* EXERCISE *
Answer with one number: how many lines hold the string "icon".
+++ EXERCISE MATERIAL +++
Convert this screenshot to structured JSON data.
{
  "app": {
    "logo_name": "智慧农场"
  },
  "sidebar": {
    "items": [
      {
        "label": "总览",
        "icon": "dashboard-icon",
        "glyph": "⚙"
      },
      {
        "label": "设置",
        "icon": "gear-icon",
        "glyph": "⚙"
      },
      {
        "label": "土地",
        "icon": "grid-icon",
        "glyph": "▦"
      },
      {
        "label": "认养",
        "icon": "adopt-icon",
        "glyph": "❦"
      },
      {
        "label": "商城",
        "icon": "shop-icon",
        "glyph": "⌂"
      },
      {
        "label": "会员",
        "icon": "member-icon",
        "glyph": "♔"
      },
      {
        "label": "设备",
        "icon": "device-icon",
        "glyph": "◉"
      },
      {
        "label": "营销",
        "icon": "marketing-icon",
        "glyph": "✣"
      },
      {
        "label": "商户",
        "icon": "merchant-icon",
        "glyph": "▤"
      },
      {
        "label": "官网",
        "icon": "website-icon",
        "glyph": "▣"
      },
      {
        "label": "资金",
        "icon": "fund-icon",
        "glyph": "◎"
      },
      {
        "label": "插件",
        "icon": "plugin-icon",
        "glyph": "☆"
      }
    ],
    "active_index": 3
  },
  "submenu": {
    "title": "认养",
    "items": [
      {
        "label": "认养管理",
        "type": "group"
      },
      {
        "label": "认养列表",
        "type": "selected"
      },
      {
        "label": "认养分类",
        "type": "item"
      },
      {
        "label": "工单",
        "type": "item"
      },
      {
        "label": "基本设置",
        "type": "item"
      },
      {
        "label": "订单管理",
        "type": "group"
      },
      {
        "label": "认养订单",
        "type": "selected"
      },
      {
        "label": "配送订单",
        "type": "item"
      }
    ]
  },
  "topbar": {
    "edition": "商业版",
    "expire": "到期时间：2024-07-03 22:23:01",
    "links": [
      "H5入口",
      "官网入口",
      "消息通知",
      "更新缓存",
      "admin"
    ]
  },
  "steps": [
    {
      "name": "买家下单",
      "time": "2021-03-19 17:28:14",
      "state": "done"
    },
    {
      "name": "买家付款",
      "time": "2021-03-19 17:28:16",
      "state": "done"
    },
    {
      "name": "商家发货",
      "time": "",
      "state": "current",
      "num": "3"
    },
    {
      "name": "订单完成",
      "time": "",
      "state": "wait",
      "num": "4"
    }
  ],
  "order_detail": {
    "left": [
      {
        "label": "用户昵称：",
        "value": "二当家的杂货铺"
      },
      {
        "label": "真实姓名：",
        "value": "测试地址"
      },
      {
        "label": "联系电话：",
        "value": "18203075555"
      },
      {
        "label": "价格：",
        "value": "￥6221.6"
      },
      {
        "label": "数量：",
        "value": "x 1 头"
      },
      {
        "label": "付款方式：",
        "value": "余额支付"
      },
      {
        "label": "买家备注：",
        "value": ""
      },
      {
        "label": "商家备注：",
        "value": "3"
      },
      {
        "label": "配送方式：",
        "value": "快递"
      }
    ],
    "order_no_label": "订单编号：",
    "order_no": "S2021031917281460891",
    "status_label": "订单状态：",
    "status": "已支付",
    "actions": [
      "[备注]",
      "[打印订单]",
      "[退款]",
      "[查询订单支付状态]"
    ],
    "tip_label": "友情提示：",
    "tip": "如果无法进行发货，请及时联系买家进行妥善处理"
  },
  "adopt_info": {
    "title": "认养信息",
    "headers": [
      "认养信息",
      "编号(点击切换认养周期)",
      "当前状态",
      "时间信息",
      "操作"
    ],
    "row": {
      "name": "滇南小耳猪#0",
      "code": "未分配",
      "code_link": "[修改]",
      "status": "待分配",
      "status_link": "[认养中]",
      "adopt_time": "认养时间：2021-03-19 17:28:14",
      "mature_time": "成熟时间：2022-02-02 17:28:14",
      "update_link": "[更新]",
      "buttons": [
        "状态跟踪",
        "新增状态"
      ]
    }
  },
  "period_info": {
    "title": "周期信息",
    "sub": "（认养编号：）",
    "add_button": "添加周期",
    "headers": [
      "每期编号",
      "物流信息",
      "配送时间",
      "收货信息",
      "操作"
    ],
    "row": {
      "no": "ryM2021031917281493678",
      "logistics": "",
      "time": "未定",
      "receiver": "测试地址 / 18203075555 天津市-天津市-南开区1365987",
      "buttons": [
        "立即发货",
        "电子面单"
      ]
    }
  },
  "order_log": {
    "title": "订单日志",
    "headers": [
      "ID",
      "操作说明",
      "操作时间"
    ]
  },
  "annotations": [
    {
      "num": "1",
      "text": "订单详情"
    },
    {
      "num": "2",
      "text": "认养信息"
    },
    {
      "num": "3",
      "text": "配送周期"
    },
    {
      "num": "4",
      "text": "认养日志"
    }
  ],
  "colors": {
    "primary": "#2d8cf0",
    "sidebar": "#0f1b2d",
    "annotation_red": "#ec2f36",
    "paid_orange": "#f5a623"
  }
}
+++
* OUTPUT *
12